**STATED TASK:**
Exactly reproduce each record listed below.

**STORED ROWS:**
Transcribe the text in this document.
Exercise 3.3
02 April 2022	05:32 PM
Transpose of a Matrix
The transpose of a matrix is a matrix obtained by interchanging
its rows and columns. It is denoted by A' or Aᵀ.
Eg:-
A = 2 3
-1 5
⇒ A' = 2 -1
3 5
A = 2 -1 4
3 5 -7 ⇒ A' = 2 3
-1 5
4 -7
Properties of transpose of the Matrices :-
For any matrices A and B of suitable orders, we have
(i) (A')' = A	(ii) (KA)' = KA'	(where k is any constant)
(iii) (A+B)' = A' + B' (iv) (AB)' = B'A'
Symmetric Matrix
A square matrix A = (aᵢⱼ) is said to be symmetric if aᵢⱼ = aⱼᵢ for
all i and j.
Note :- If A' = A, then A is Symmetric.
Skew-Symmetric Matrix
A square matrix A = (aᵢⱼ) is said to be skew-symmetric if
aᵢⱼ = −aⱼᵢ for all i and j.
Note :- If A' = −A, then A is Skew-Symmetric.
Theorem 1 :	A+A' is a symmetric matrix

**EXERCISE OUTPUT:**
Transcribe the text in this document.
Exercise 3.3
02 April 2022	05:32 PM
Transpose of a Matrix
The transpose of a matrix is a matrix obtained by interchanging
its rows and columns. It is denoted by A' or Aᵀ.
Eg:-
A = 2 3
-1 5
⇒ A' = 2 -1
3 5
A = 2 -1 4
3 5 -7 ⇒ A' = 2 3
-1 5
4 -7
Properties of transpose of the Matrices :-
For any matrices A and B of suitable orders, we have
(i) (A')' = A	(ii) (KA)' = KA'	(where k is any constant)
(iii) (A+B)' = A' + B' (iv) (AB)' = B'A'
Symmetric Matrix
A square matrix A = (aᵢⱼ) is said to be symmetric if aᵢⱼ = aⱼᵢ for
all i and j.
Note :- If A' = A, then A is Symmetric.
Skew-Symmetric Matrix
A square matrix A = (aᵢⱼ) is said to be skew-symmetric if
aᵢⱼ = −aⱼᵢ for all i and j.
Note :- If A' = −A, then A is Skew-Symmetric.
Theorem 1 :	A+A' is a symmetric matrix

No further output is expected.